WHAT THE TASK REQUIRES -
Extract all lines containing "องอย".

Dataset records
____________________
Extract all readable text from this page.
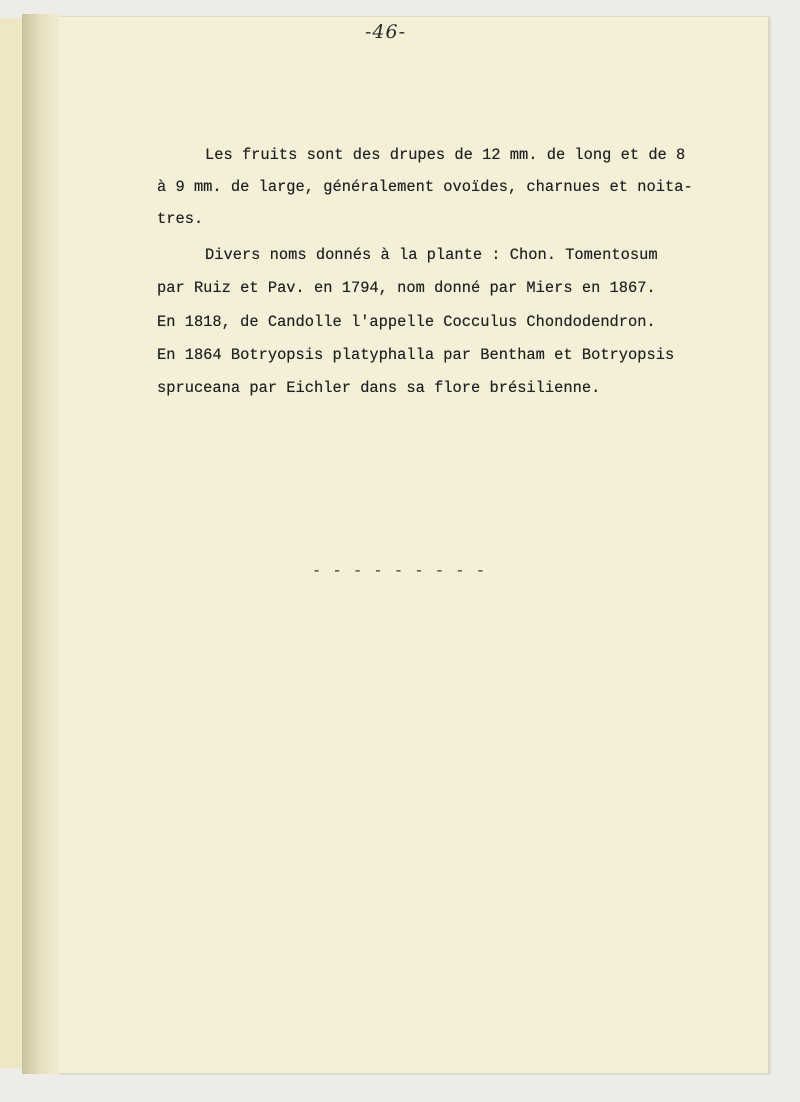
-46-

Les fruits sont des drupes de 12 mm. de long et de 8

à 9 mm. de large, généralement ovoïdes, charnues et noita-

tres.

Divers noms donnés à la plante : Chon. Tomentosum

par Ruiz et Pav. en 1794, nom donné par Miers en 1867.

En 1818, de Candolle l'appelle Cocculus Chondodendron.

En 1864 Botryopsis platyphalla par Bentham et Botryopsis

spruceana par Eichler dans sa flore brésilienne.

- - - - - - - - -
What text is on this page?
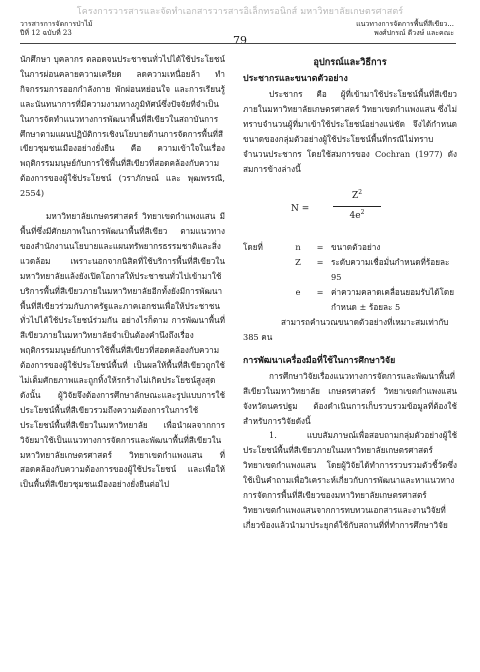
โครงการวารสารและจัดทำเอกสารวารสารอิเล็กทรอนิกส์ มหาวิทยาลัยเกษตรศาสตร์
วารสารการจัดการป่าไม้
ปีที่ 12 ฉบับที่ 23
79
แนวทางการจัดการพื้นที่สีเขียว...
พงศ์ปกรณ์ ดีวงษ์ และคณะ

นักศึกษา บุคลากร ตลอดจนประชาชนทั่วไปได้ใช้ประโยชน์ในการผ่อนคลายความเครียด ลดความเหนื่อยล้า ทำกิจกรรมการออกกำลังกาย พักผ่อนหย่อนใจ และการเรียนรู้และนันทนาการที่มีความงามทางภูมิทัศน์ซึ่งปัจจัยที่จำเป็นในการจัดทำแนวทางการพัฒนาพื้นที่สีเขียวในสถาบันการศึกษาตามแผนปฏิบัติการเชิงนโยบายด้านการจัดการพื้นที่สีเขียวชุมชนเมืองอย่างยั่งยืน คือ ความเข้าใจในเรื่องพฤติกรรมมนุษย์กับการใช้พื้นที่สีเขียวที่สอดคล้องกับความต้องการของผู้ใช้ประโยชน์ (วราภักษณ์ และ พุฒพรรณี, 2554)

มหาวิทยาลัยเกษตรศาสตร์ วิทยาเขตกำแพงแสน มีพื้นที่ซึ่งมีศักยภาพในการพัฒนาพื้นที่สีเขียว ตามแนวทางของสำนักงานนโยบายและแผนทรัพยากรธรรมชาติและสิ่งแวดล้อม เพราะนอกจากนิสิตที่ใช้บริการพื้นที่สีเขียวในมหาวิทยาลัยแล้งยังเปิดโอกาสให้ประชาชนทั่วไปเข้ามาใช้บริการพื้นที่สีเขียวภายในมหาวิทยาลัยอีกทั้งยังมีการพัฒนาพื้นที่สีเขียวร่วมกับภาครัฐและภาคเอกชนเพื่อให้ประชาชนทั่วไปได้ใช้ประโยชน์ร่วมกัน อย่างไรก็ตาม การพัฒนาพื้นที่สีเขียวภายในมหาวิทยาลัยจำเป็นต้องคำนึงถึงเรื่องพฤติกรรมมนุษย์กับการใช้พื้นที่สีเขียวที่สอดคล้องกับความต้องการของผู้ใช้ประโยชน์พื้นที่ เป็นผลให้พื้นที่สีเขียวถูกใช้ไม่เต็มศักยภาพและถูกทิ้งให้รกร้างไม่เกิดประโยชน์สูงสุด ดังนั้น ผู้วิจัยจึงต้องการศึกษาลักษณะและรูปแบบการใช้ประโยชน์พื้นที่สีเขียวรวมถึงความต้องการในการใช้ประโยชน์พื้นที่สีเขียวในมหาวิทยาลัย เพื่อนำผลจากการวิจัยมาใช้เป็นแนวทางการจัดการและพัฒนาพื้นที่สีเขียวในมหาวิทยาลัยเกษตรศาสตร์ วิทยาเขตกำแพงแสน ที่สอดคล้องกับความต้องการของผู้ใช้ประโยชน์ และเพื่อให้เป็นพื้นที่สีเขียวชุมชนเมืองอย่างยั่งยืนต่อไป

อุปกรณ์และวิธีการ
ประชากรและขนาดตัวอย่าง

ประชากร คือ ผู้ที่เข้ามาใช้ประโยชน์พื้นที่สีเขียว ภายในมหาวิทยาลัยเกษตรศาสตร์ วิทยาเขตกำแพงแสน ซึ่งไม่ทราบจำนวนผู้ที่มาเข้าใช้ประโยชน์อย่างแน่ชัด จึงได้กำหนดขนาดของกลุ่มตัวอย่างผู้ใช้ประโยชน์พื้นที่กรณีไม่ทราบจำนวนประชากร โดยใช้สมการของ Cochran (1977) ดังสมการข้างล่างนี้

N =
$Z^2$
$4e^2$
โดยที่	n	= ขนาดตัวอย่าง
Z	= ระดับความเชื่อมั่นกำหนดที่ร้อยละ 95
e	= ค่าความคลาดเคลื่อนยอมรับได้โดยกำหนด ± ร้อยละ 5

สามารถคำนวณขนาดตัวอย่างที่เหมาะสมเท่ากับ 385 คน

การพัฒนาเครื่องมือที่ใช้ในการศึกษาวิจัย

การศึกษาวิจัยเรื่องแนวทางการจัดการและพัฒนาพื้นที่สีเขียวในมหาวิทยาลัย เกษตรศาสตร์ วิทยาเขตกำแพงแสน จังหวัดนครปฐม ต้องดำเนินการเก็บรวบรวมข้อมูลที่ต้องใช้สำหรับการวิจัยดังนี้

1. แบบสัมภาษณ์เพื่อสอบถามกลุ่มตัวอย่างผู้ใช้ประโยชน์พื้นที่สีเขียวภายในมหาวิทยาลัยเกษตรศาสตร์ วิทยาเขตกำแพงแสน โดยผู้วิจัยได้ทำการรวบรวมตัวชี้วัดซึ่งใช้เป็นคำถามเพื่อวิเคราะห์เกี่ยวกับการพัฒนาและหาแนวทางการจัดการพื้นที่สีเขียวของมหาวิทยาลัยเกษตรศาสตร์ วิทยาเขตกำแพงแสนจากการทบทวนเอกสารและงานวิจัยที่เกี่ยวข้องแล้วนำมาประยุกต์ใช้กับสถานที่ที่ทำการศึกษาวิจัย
____________________
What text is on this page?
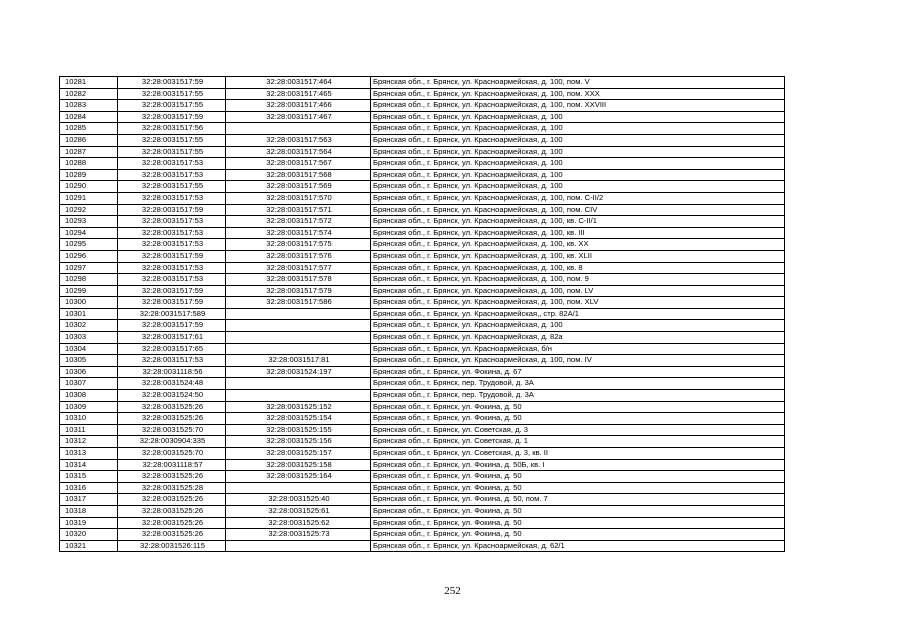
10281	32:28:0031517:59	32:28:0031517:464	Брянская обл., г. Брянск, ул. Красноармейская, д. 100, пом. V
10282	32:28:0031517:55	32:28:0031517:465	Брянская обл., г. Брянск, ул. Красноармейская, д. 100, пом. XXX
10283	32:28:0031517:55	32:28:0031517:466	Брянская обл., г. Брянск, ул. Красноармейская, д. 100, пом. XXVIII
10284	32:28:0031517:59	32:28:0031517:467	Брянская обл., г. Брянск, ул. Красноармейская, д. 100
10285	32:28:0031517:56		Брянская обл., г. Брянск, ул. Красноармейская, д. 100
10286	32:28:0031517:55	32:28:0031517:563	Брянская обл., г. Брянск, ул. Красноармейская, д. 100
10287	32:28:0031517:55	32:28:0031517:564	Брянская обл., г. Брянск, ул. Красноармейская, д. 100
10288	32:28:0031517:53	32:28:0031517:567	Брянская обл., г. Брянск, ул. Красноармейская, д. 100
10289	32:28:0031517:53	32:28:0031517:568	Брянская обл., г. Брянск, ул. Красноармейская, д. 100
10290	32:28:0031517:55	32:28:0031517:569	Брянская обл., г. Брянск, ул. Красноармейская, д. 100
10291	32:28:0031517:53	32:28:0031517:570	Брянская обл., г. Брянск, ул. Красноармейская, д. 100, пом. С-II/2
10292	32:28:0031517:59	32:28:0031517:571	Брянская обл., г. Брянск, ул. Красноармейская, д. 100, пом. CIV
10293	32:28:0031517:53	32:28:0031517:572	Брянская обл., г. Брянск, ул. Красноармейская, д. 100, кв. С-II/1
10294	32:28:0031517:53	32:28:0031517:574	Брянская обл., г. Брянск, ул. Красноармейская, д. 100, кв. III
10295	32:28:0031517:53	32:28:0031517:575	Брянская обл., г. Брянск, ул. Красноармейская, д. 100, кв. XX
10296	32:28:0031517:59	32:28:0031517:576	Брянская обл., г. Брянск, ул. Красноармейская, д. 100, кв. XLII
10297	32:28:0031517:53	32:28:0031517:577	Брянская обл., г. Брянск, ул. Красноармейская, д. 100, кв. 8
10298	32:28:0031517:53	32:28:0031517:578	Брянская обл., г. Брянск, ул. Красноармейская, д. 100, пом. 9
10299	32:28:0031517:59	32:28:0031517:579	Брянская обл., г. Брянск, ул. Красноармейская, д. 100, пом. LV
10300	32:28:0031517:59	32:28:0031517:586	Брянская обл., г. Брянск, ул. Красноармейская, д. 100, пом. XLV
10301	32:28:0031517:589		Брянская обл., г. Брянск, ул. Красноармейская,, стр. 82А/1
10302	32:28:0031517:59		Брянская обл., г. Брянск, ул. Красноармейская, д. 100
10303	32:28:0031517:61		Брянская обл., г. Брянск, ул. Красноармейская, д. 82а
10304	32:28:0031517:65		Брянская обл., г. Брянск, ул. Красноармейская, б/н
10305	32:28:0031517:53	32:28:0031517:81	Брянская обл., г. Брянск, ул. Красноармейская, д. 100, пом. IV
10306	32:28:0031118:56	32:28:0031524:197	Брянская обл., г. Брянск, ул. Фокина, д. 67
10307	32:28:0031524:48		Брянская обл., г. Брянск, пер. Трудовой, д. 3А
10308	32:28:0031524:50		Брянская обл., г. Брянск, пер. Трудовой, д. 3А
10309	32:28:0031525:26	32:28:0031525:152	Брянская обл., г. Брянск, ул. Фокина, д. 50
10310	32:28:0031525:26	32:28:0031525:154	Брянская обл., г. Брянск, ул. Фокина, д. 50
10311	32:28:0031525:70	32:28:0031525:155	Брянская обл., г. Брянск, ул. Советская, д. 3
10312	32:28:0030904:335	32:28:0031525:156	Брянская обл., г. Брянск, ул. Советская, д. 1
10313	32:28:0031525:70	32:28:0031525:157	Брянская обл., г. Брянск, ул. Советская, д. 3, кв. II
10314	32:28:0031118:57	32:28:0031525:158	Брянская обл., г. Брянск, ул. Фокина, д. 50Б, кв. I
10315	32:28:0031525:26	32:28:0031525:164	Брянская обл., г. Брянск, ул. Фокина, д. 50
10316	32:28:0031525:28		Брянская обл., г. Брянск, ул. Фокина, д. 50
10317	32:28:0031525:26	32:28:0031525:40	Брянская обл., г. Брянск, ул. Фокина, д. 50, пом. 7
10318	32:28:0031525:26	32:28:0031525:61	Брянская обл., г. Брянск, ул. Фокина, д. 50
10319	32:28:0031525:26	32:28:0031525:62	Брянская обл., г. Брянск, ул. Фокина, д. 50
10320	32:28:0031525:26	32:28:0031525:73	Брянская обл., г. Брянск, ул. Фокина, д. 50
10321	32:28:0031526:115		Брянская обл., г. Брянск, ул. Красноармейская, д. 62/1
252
____________________
THE COMPLETED TASK -
นักศึกษา บุคลากร ตลอดจนประชาชนทั่วไปได้ใช้ประโยชน์ในการผ่อนคลายความเครียด ลดความเหนื่อยล้า ทำกิจกรรมการออกกำลังกาย พักผ่อนหย่อนใจ และการเรียนรู้และนันทนาการที่มีความงามทางภูมิทัศน์ซึ่งปัจจัยที่จำเป็นในการจัดทำแนวทางการพัฒนาพื้นที่สีเขียวในสถาบันการศึกษาตามแผนปฏิบัติการเชิงนโยบายด้านการจัดการพื้นที่สีเขียวชุมชนเมืองอย่างยั่งยืน คือ ความเข้าใจในเรื่องพฤติกรรมมนุษย์กับการใช้พื้นที่สีเขียวที่สอดคล้องกับความต้องการของผู้ใช้ประโยชน์ (วราภักษณ์ และ พุฒพรรณี, 2554)
มหาวิทยาลัยเกษตรศาสตร์ วิทยาเขตกำแพงแสน มีพื้นที่ซึ่งมีศักยภาพในการพัฒนาพื้นที่สีเขียว ตามแนวทางของสำนักงานนโยบายและแผนทรัพยากรธรรมชาติและสิ่งแวดล้อม เพราะนอกจากนิสิตที่ใช้บริการพื้นที่สีเขียวในมหาวิทยาลัยแล้งยังเปิดโอกาสให้ประชาชนทั่วไปเข้ามาใช้บริการพื้นที่สีเขียวภายในมหาวิทยาลัยอีกทั้งยังมีการพัฒนาพื้นที่สีเขียวร่วมกับภาครัฐและภาคเอกชนเพื่อให้ประชาชนทั่วไปได้ใช้ประโยชน์ร่วมกัน อย่างไรก็ตาม การพัฒนาพื้นที่สีเขียวภายในมหาวิทยาลัยจำเป็นต้องคำนึงถึงเรื่องพฤติกรรมมนุษย์กับการใช้พื้นที่สีเขียวที่สอดคล้องกับความต้องการของผู้ใช้ประโยชน์พื้นที่ เป็นผลให้พื้นที่สีเขียวถูกใช้ไม่เต็มศักยภาพและถูกทิ้งให้รกร้างไม่เกิดประโยชน์สูงสุด ดังนั้น ผู้วิจัยจึงต้องการศึกษาลักษณะและรูปแบบการใช้ประโยชน์พื้นที่สีเขียวรวมถึงความต้องการในการใช้ประโยชน์พื้นที่สีเขียวในมหาวิทยาลัย เพื่อนำผลจากการวิจัยมาใช้เป็นแนวทางการจัดการและพัฒนาพื้นที่สีเขียวในมหาวิทยาลัยเกษตรศาสตร์ วิทยาเขตกำแพงแสน ที่สอดคล้องกับความต้องการของผู้ใช้ประโยชน์ และเพื่อให้เป็นพื้นที่สีเขียวชุมชนเมืองอย่างยั่งยืนต่อไป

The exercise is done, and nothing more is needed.